Collected data entries
────────────────────
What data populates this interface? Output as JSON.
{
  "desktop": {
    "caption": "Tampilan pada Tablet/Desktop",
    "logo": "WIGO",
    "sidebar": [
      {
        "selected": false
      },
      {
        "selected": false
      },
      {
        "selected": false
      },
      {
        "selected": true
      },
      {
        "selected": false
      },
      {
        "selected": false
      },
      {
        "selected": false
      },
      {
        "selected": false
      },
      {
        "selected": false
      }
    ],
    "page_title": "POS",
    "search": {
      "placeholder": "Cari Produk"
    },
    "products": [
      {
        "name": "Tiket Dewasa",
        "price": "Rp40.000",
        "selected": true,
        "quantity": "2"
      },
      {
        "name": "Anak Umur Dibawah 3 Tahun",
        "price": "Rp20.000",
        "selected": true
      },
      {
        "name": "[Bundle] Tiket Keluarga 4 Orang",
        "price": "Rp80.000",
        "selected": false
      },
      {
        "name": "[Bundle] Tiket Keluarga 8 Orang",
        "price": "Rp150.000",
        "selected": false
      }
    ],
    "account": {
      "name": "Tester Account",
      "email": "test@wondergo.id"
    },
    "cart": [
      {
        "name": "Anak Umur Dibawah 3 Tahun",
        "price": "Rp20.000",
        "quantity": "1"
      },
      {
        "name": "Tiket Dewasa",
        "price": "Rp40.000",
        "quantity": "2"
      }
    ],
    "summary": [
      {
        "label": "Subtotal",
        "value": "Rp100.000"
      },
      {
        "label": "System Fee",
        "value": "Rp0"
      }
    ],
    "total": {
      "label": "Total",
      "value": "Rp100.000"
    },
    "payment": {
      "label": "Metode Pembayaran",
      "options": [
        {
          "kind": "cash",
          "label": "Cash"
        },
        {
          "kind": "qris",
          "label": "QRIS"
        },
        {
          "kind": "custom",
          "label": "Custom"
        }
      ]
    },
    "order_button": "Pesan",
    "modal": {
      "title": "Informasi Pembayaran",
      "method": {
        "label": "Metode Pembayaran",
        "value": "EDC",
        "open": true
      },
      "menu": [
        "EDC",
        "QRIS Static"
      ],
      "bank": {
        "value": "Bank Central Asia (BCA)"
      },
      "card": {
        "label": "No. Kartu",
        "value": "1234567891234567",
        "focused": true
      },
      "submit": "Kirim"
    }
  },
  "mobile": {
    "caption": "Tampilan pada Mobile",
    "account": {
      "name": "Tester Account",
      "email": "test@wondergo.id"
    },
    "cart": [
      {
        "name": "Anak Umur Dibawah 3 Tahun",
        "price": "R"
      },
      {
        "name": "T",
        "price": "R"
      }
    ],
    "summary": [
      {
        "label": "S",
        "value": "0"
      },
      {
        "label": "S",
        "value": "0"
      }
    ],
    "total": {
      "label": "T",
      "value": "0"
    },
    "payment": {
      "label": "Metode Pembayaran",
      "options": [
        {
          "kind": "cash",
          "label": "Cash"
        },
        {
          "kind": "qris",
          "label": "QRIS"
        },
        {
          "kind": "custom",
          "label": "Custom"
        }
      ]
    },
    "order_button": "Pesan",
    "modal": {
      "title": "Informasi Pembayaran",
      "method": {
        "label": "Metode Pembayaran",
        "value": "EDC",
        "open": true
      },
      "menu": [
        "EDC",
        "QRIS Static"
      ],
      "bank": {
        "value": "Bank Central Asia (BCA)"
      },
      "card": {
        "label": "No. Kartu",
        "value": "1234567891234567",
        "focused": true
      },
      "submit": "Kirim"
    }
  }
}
────────────────────
# Work required:
Reproduce the data in its entirety, matching each character.

# Task answer:
What data populates this interface? Output as JSON.
{
  "desktop": {
    "caption": "Tampilan pada Tablet/Desktop",
    "logo": "WIGO",
    "sidebar": [
      {
        "selected": false
      },
      {
        "selected": false
      },
      {
        "selected": false
      },
      {
        "selected": true
      },
      {
        "selected": false
      },
      {
        "selected": false
      },
      {
        "selected": false
      },
      {
        "selected": false
      },
      {
        "selected": false
      }
    ],
    "page_title": "POS",
    "search": {
      "placeholder": "Cari Produk"
    },
    "products": [
      {
        "name": "Tiket Dewasa",
        "price": "Rp40.000",
        "selected": true,
        "quantity": "2"
      },
      {
        "name": "Anak Umur Dibawah 3 Tahun",
        "price": "Rp20.000",
        "selected": true
      },
      {
        "name": "[Bundle] Tiket Keluarga 4 Orang",
        "price": "Rp80.000",
        "selected": false
      },
      {
        "name": "[Bundle] Tiket Keluarga 8 Orang",
        "price": "Rp150.000",
        "selected": false
      }
    ],
    "account": {
      "name": "Tester Account",
      "email": "test@wondergo.id"
    },
    "cart": [
      {
        "name": "Anak Umur Dibawah 3 Tahun",
        "price": "Rp20.000",
        "quantity": "1"
      },
      {
        "name": "Tiket Dewasa",
        "price": "Rp40.000",
        "quantity": "2"
      }
    ],
    "summary": [
      {
        "label": "Subtotal",
        "value": "Rp100.000"
      },
      {
        "label": "System Fee",
        "value": "Rp0"
      }
    ],
    "total": {
      "label": "Total",
      "value": "Rp100.000"
    },
    "payment": {
      "label": "Metode Pembayaran",
      "options": [
        {
          "kind": "cash",
          "label": "Cash"
        },
        {
          "kind": "qris",
          "label": "QRIS"
        },
        {
          "kind": "custom",
          "label": "Custom"
        }
      ]
    },
    "order_button": "Pesan",
    "modal": {
      "title": "Informasi Pembayaran",
      "method": {
        "label": "Metode Pembayaran",
        "value": "EDC",
        "open": true
      },
      "menu": [
        "EDC",
        "QRIS Static"
      ],
      "bank": {
        "value": "Bank Central Asia (BCA)"
      },
      "card": {
        "label": "No. Kartu",
        "value": "1234567891234567",
        "focused": true
      },
      "submit": "Kirim"
    }
  },
  "mobile": {
    "caption": "Tampilan pada Mobile",
    "account": {
      "name": "Tester Account",
      "email": "test@wondergo.id"
    },
    "cart": [
      {
        "name": "Anak Umur Dibawah 3 Tahun",
        "price": "R"
      },
      {
        "name": "T",
        "price": "R"
      }
    ],
    "summary": [
      {
        "label": "S",
        "value": "0"
      },
      {
        "label": "S",
        "value": "0"
      }
    ],
    "total": {
      "label": "T",
      "value": "0"
    },
    "payment": {
      "label": "Metode Pembayaran",
      "options": [
        {
          "kind": "cash",
          "label": "Cash"
        },
        {
          "kind": "qris",
          "label": "QRIS"
        },
        {
          "kind": "custom",
          "label": "Custom"
        }
      ]
    },
    "order_button": "Pesan",
    "modal": {
      "title": "Informasi Pembayaran",
      "method": {
        "label": "Metode Pembayaran",
        "value": "EDC",
        "open": true
      },
      "menu": [
        "EDC",
        "QRIS Static"
      ],
      "bank": {
        "value": "Bank Central Asia (BCA)"
      },
      "card": {
        "label": "No. Kartu",
        "value": "1234567891234567",
        "focused": true
      },
      "submit": "Kirim"
    }
  }
}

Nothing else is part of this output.